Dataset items
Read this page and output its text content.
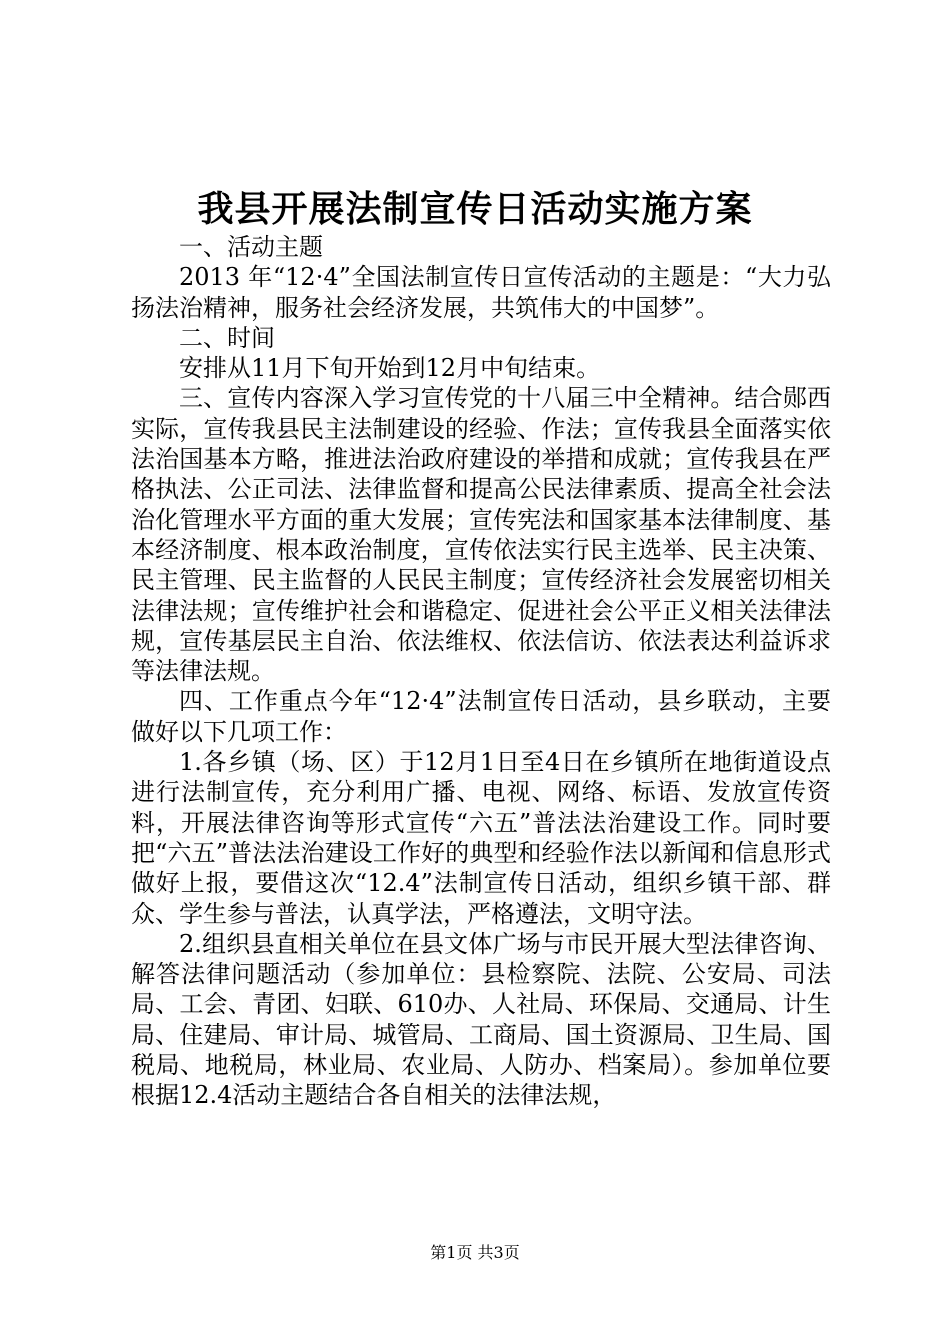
我县开展法制宣传日活动实施方案

一、活动主题

2013 年“12·4”全国法制宣传日宣传活动的主题是：“大力弘扬法治精神，服务社会经济发展，共筑伟大的中国梦”。

二、时间

安排从11月下旬开始到12月中旬结束。

三、宣传内容深入学习宣传党的十八届三中全精神。结合郧西实际，宣传我县民主法制建设的经验、作法；宣传我县全面落实依法治国基本方略，推进法治政府建设的举措和成就；宣传我县在严格执法、公正司法、法律监督和提高公民法律素质、提高全社会法治化管理水平方面的重大发展；宣传宪法和国家基本法律制度、基本经济制度、根本政治制度，宣传依法实行民主选举、民主决策、民主管理、民主监督的人民民主制度；宣传经济社会发展密切相关法律法规；宣传维护社会和谐稳定、促进社会公平正义相关法律法规，宣传基层民主自治、依法维权、依法信访、依法表达利益诉求等法律法规。

四、工作重点今年“12·4”法制宣传日活动，县乡联动，主要做好以下几项工作：

1.各乡镇（场、区）于12月1日至4日在乡镇所在地街道设点进行法制宣传，充分利用广播、电视、网络、标语、发放宣传资料，开展法律咨询等形式宣传“六五”普法法治建设工作。同时要把“六五”普法法治建设工作好的典型和经验作法以新闻和信息形式做好上报，要借这次“12.4”法制宣传日活动，组织乡镇干部、群众、学生参与普法，认真学法，严格遵法，文明守法。

2.组织县直相关单位在县文体广场与市民开展大型法律咨询、解答法律问题活动（参加单位：县检察院、法院、公安局、司法局、工会、青团、妇联、610办、人社局、环保局、交通局、计生局、住建局、审计局、城管局、工商局、国土资源局、卫生局、国税局、地税局，林业局、农业局、人防办、档案局）。参加单位要根据12.4活动主题结合各自相关的法律法规，

第1页 共3页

**WORK INSTRUCTIONS**.
Word for word, quote the lines above. Omit the pictures.

**ANSWER**.
Read this page and output its text content.
我县开展法制宣传日活动实施方案

一、活动主题

2013 年“12·4”全国法制宣传日宣传活动的主题是：“大力弘扬法治精神，服务社会经济发展，共筑伟大的中国梦”。

二、时间

安排从11月下旬开始到12月中旬结束。

三、宣传内容深入学习宣传党的十八届三中全精神。结合郧西实际，宣传我县民主法制建设的经验、作法；宣传我县全面落实依法治国基本方略，推进法治政府建设的举措和成就；宣传我县在严格执法、公正司法、法律监督和提高公民法律素质、提高全社会法治化管理水平方面的重大发展；宣传宪法和国家基本法律制度、基本经济制度、根本政治制度，宣传依法实行民主选举、民主决策、民主管理、民主监督的人民民主制度；宣传经济社会发展密切相关法律法规；宣传维护社会和谐稳定、促进社会公平正义相关法律法规，宣传基层民主自治、依法维权、依法信访、依法表达利益诉求等法律法规。

四、工作重点今年“12·4”法制宣传日活动，县乡联动，主要做好以下几项工作：

1.各乡镇（场、区）于12月1日至4日在乡镇所在地街道设点进行法制宣传，充分利用广播、电视、网络、标语、发放宣传资料，开展法律咨询等形式宣传“六五”普法法治建设工作。同时要把“六五”普法法治建设工作好的典型和经验作法以新闻和信息形式做好上报，要借这次“12.4”法制宣传日活动，组织乡镇干部、群众、学生参与普法，认真学法，严格遵法，文明守法。

2.组织县直相关单位在县文体广场与市民开展大型法律咨询、解答法律问题活动（参加单位：县检察院、法院、公安局、司法局、工会、青团、妇联、610办、人社局、环保局、交通局、计生局、住建局、审计局、城管局、工商局、国土资源局、卫生局、国税局、地税局，林业局、农业局、人防办、档案局）。参加单位要根据12.4活动主题结合各自相关的法律法规，

第1页 共3页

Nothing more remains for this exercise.